● **Instructions for the task**
Exact repetition is required: output every record in full.

[BEGIN Source records]

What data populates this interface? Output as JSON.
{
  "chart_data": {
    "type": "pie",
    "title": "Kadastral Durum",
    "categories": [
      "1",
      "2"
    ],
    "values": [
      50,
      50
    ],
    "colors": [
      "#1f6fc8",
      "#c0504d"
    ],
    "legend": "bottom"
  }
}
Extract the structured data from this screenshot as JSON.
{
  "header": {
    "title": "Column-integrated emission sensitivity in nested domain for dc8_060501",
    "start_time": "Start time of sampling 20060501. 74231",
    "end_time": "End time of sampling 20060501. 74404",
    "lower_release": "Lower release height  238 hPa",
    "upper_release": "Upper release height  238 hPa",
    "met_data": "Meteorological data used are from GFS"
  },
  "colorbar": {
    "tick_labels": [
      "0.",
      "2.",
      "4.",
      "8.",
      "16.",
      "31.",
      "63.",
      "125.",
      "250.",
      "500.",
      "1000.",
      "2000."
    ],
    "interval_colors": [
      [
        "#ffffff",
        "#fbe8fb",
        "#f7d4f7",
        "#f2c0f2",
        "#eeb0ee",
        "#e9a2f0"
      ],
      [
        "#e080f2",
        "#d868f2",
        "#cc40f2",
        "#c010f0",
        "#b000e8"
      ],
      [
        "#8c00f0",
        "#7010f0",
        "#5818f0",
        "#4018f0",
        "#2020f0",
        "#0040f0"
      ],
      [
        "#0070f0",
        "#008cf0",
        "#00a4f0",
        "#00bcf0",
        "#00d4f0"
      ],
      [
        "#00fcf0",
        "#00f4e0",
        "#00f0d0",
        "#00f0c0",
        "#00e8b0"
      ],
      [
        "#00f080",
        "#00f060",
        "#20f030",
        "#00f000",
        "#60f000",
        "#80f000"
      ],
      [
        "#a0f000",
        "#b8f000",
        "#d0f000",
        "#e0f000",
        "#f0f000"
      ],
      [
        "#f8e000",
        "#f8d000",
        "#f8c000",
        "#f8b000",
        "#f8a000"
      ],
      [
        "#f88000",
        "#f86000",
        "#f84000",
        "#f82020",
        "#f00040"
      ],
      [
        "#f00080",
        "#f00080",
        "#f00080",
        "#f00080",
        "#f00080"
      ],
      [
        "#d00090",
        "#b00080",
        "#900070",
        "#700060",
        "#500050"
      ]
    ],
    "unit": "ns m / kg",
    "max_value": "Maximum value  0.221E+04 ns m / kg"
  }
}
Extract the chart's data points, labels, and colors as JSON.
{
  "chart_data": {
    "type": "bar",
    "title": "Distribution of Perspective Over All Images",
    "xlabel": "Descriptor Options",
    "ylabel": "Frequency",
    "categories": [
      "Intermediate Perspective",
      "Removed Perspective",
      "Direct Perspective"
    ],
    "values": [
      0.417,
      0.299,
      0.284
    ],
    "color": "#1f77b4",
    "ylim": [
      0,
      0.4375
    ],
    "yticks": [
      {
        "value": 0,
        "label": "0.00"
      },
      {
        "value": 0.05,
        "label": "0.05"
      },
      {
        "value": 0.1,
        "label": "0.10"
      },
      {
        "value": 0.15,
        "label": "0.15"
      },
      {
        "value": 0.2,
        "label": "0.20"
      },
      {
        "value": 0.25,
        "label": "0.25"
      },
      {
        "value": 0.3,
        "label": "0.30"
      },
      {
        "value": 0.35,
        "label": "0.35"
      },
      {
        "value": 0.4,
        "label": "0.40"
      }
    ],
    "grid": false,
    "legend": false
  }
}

[END Source records]

● **Written reply**
What data populates this interface? Output as JSON.
{
  "chart_data": {
    "type": "pie",
    "title": "Kadastral Durum",
    "categories": [
      "1",
      "2"
    ],
    "values": [
      50,
      50
    ],
    "colors": [
      "#1f6fc8",
      "#c0504d"
    ],
    "legend": "bottom"
  }
}
Extract the structured data from this screenshot as JSON.
{
  "header": {
    "title": "Column-integrated emission sensitivity in nested domain for dc8_060501",
    "start_time": "Start time of sampling 20060501. 74231",
    "end_time": "End time of sampling 20060501. 74404",
    "lower_release": "Lower release height  238 hPa",
    "upper_release": "Upper release height  238 hPa",
    "met_data": "Meteorological data used are from GFS"
  },
  "colorbar": {
    "tick_labels": [
      "0.",
      "2.",
      "4.",
      "8.",
      "16.",
      "31.",
      "63.",
      "125.",
      "250.",
      "500.",
      "1000.",
      "2000."
    ],
    "interval_colors": [
      [
        "#ffffff",
        "#fbe8fb",
        "#f7d4f7",
        "#f2c0f2",
        "#eeb0ee",
        "#e9a2f0"
      ],
      [
        "#e080f2",
        "#d868f2",
        "#cc40f2",
        "#c010f0",
        "#b000e8"
      ],
      [
        "#8c00f0",
        "#7010f0",
        "#5818f0",
        "#4018f0",
        "#2020f0",
        "#0040f0"
      ],
      [
        "#0070f0",
        "#008cf0",
        "#00a4f0",
        "#00bcf0",
        "#00d4f0"
      ],
      [
        "#00fcf0",
        "#00f4e0",
        "#00f0d0",
        "#00f0c0",
        "#00e8b0"
      ],
      [
        "#00f080",
        "#00f060",
        "#20f030",
        "#00f000",
        "#60f000",
        "#80f000"
      ],
      [
        "#a0f000",
        "#b8f000",
        "#d0f000",
        "#e0f000",
        "#f0f000"
      ],
      [
        "#f8e000",
        "#f8d000",
        "#f8c000",
        "#f8b000",
        "#f8a000"
      ],
      [
        "#f88000",
        "#f86000",
        "#f84000",
        "#f82020",
        "#f00040"
      ],
      [
        "#f00080",
        "#f00080",
        "#f00080",
        "#f00080",
        "#f00080"
      ],
      [
        "#d00090",
        "#b00080",
        "#900070",
        "#700060",
        "#500050"
      ]
    ],
    "unit": "ns m / kg",
    "max_value": "Maximum value  0.221E+04 ns m / kg"
  }
}
Extract the chart's data points, labels, and colors as JSON.
{
  "chart_data": {
    "type": "bar",
    "title": "Distribution of Perspective Over All Images",
    "xlabel": "Descriptor Options",
    "ylabel": "Frequency",
    "categories": [
      "Intermediate Perspective",
      "Removed Perspective",
      "Direct Perspective"
    ],
    "values": [
      0.417,
      0.299,
      0.284
    ],
    "color": "#1f77b4",
    "ylim": [
      0,
      0.4375
    ],
    "yticks": [
      {
        "value": 0,
        "label": "0.00"
      },
      {
        "value": 0.05,
        "label": "0.05"
      },
      {
        "value": 0.1,
        "label": "0.10"
      },
      {
        "value": 0.15,
        "label": "0.15"
      },
      {
        "value": 0.2,
        "label": "0.20"
      },
      {
        "value": 0.25,
        "label": "0.25"
      },
      {
        "value": 0.3,
        "label": "0.30"
      },
      {
        "value": 0.35,
        "label": "0.35"
      },
      {
        "value": 0.4,
        "label": "0.40"
      }
    ],
    "grid": false,
    "legend": false
  }
}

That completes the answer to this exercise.